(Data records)
※ ※ ※

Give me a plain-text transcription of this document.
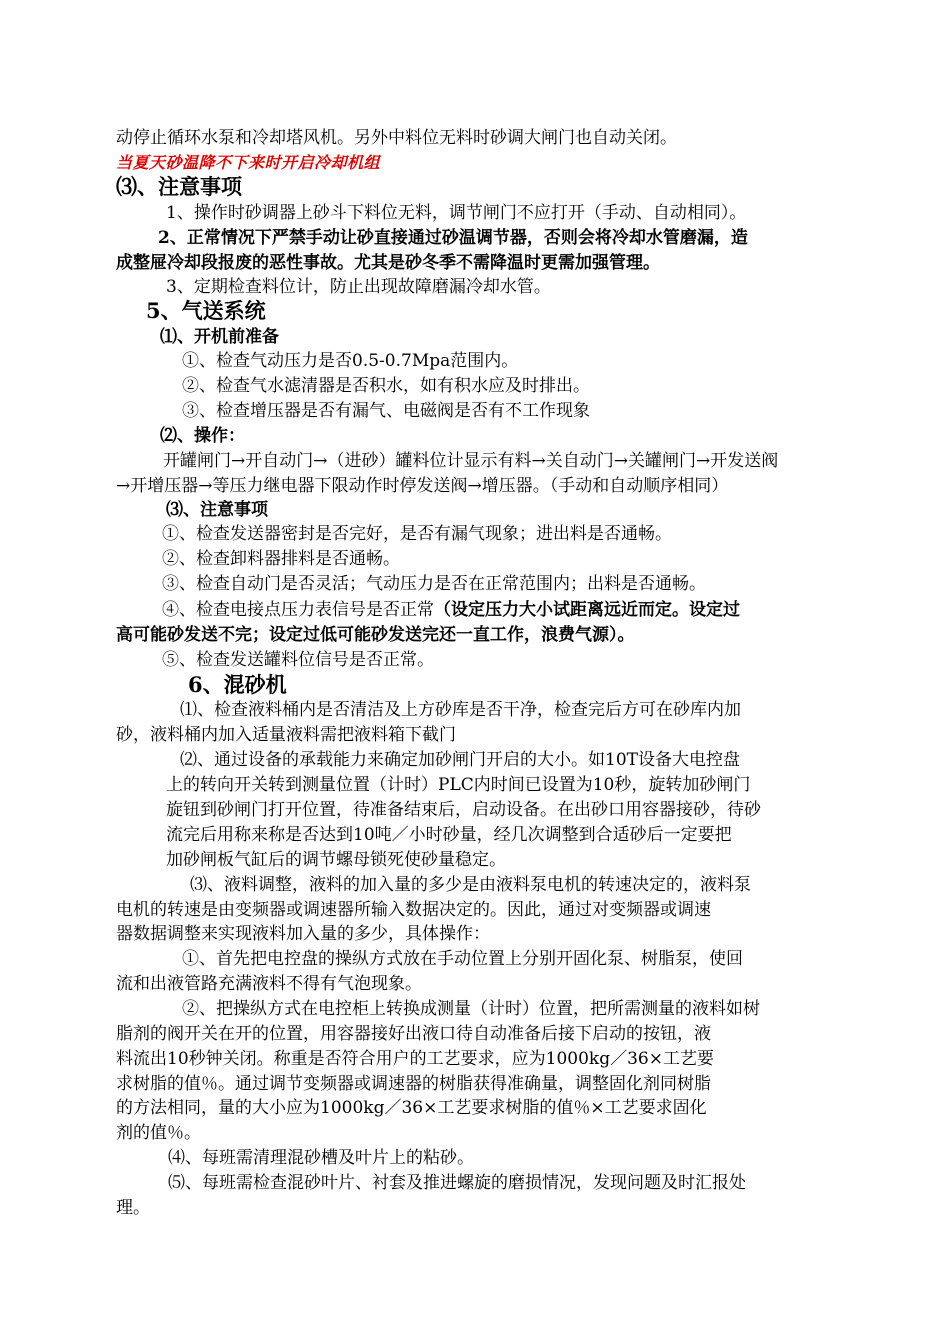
动停止循环水泵和冷却塔风机。另外中料位无料时砂调大闸门也自动关闭。
当夏天砂温降不下来时开启冷却机组
⑶、注意事项
1、操作时砂调器上砂斗下料位无料，调节闸门不应打开（手动、自动相同）。
2、正常情况下严禁手动让砂直接通过砂温调节器，否则会将冷却水管磨漏，造
成整屉冷却段报废的恶性事故。尤其是砂冬季不需降温时更需加强管理。
3、定期检查料位计，防止出现故障磨漏冷却水管。
5、气送系统
⑴、开机前准备
①、检查气动压力是否0.5-0.7Mpa范围内。
②、检查气水滤清器是否积水，如有积水应及时排出。
③、检查增压器是否有漏气、电磁阀是否有不工作现象
⑵、操作：
开罐闸门→开自动门→（进砂）罐料位计显示有料→关自动门→关罐闸门→开发送阀
→开增压器→等压力继电器下限动作时停发送阀→增压器。（手动和自动顺序相同）
⑶、注意事项
①、检查发送器密封是否完好，是否有漏气现象；进出料是否通畅。
②、检查卸料器排料是否通畅。
③、检查自动门是否灵活；气动压力是否在正常范围内；出料是否通畅。
④、检查电接点压力表信号是否正常（设定压力大小试距离远近而定。设定过
高可能砂发送不完；设定过低可能砂发送完还一直工作，浪费气源）。
⑤、检查发送罐料位信号是否正常。
6、混砂机
⑴、检查液料桶内是否清洁及上方砂库是否干净，检查完后方可在砂库内加
砂，液料桶内加入适量液料需把液料箱下截门
⑵、通过设备的承载能力来确定加砂闸门开启的大小。如10T设备大电控盘
上的转向开关转到测量位置（计时）PLC内时间已设置为10秒，旋转加砂闸门
旋钮到砂闸门打开位置，待准备结束后，启动设备。在出砂口用容器接砂，待砂
流完后用称来称是否达到10吨／小时砂量，经几次调整到合适砂后一定要把
加砂闸板气缸后的调节螺母锁死使砂量稳定。
⑶、液料调整，液料的加入量的多少是由液料泵电机的转速决定的，液料泵
电机的转速是由变频器或调速器所输入数据决定的。因此，通过对变频器或调速
器数据调整来实现液料加入量的多少，具体操作：
①、首先把电控盘的操纵方式放在手动位置上分别开固化泵、树脂泵，使回
流和出液管路充满液料不得有气泡现象。
②、把操纵方式在电控柜上转换成测量（计时）位置，把所需测量的液料如树
脂剂的阀开关在开的位置，用容器接好出液口待自动准备后接下启动的按钮，液
料流出10秒钟关闭。称重是否符合用户的工艺要求，应为1000kg／36×工艺要
求树脂的值％。通过调节变频器或调速器的树脂获得准确量，调整固化剂同树脂
的方法相同，量的大小应为1000kg／36×工艺要求树脂的值％×工艺要求固化
剂的值％。
⑷、每班需清理混砂槽及叶片上的粘砂。
⑸、每班需检查混砂叶片、衬套及推进螺旋的磨损情况，发现问题及时汇报处
理。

※ ※ ※

» **Task prompt**: All the lines above are to be given again exactly as they read, with the pictures removed.

» **Answer to this task**:
Give me a plain-text transcription of this document.
动停止循环水泵和冷却塔风机。另外中料位无料时砂调大闸门也自动关闭。
当夏天砂温降不下来时开启冷却机组
⑶、注意事项
1、操作时砂调器上砂斗下料位无料，调节闸门不应打开（手动、自动相同）。
2、正常情况下严禁手动让砂直接通过砂温调节器，否则会将冷却水管磨漏，造
成整屉冷却段报废的恶性事故。尤其是砂冬季不需降温时更需加强管理。
3、定期检查料位计，防止出现故障磨漏冷却水管。
5、气送系统
⑴、开机前准备
①、检查气动压力是否0.5-0.7Mpa范围内。
②、检查气水滤清器是否积水，如有积水应及时排出。
③、检查增压器是否有漏气、电磁阀是否有不工作现象
⑵、操作：
开罐闸门→开自动门→（进砂）罐料位计显示有料→关自动门→关罐闸门→开发送阀
→开增压器→等压力继电器下限动作时停发送阀→增压器。（手动和自动顺序相同）
⑶、注意事项
①、检查发送器密封是否完好，是否有漏气现象；进出料是否通畅。
②、检查卸料器排料是否通畅。
③、检查自动门是否灵活；气动压力是否在正常范围内；出料是否通畅。
④、检查电接点压力表信号是否正常（设定压力大小试距离远近而定。设定过
高可能砂发送不完；设定过低可能砂发送完还一直工作，浪费气源）。
⑤、检查发送罐料位信号是否正常。
6、混砂机
⑴、检查液料桶内是否清洁及上方砂库是否干净，检查完后方可在砂库内加
砂，液料桶内加入适量液料需把液料箱下截门
⑵、通过设备的承载能力来确定加砂闸门开启的大小。如10T设备大电控盘
上的转向开关转到测量位置（计时）PLC内时间已设置为10秒，旋转加砂闸门
旋钮到砂闸门打开位置，待准备结束后，启动设备。在出砂口用容器接砂，待砂
流完后用称来称是否达到10吨／小时砂量，经几次调整到合适砂后一定要把
加砂闸板气缸后的调节螺母锁死使砂量稳定。
⑶、液料调整，液料的加入量的多少是由液料泵电机的转速决定的，液料泵
电机的转速是由变频器或调速器所输入数据决定的。因此，通过对变频器或调速
器数据调整来实现液料加入量的多少，具体操作：
①、首先把电控盘的操纵方式放在手动位置上分别开固化泵、树脂泵，使回
流和出液管路充满液料不得有气泡现象。
②、把操纵方式在电控柜上转换成测量（计时）位置，把所需测量的液料如树
脂剂的阀开关在开的位置，用容器接好出液口待自动准备后接下启动的按钮，液
料流出10秒钟关闭。称重是否符合用户的工艺要求，应为1000kg／36×工艺要
求树脂的值％。通过调节变频器或调速器的树脂获得准确量，调整固化剂同树脂
的方法相同，量的大小应为1000kg／36×工艺要求树脂的值％×工艺要求固化
剂的值％。
⑷、每班需清理混砂槽及叶片上的粘砂。
⑸、每班需检查混砂叶片、衬套及推进螺旋的磨损情况，发现问题及时汇报处
理。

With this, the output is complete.